◆ TASK PROMPT
Filter the data below for the string "email" and copy each matching line.

Figure record extracts
____________
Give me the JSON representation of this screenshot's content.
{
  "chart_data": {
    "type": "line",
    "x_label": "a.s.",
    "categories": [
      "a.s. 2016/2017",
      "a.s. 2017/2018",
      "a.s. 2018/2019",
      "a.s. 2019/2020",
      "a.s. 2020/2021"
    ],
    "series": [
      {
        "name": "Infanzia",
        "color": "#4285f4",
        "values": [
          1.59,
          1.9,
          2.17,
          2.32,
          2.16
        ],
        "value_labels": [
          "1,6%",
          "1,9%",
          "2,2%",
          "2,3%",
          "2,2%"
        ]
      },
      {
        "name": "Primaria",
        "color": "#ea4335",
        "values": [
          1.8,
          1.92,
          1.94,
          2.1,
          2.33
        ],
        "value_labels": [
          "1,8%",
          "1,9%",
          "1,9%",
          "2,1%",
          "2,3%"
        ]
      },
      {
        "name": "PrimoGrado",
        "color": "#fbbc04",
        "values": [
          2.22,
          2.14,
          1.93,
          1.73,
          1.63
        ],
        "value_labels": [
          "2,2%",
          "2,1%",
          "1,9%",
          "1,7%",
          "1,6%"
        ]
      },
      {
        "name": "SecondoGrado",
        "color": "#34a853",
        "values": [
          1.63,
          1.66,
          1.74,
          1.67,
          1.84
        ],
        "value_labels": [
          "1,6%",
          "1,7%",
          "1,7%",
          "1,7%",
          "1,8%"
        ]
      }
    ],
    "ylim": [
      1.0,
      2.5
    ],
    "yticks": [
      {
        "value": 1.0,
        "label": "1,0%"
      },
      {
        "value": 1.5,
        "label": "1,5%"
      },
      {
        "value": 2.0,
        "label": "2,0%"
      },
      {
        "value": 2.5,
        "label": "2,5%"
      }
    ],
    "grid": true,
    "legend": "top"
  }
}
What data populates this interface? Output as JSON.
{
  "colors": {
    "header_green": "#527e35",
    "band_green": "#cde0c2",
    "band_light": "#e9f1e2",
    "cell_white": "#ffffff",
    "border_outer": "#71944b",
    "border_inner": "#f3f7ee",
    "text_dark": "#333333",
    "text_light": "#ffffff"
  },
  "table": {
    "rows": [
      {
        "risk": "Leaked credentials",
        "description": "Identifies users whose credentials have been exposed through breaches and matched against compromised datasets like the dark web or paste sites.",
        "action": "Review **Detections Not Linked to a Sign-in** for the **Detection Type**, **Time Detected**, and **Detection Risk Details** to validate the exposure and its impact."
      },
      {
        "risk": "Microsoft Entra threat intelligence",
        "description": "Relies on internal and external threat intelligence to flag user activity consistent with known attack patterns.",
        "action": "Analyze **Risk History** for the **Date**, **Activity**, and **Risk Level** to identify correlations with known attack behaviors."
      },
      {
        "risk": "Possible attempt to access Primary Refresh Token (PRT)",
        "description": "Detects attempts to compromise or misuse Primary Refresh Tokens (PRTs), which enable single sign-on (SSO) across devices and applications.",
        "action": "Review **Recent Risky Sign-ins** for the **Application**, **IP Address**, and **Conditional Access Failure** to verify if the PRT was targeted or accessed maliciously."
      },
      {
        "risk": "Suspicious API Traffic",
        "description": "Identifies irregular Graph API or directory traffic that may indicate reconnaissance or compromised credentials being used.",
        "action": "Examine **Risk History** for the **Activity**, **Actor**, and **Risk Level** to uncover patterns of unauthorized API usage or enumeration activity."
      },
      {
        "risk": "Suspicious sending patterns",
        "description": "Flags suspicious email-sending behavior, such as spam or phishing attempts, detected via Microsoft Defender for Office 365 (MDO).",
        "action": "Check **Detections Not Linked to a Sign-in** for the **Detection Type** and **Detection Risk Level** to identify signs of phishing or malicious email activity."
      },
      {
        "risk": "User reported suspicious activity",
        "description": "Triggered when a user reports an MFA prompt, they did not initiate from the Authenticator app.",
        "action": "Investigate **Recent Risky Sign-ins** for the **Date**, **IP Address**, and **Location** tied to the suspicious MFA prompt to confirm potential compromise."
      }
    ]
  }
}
____________
◆ RESPONSE FOR THIS EXERCISE
        "description": "Flags suspicious email-sending behavior, such as spam or phishing attempts, detected via Microsoft Defender for Office 365 (MDO).",
        "action": "Check **Detections Not Linked to a Sign-in** for the **Detection Type** and **Detection Risk Level** to identify signs of phishing or malicious email activity."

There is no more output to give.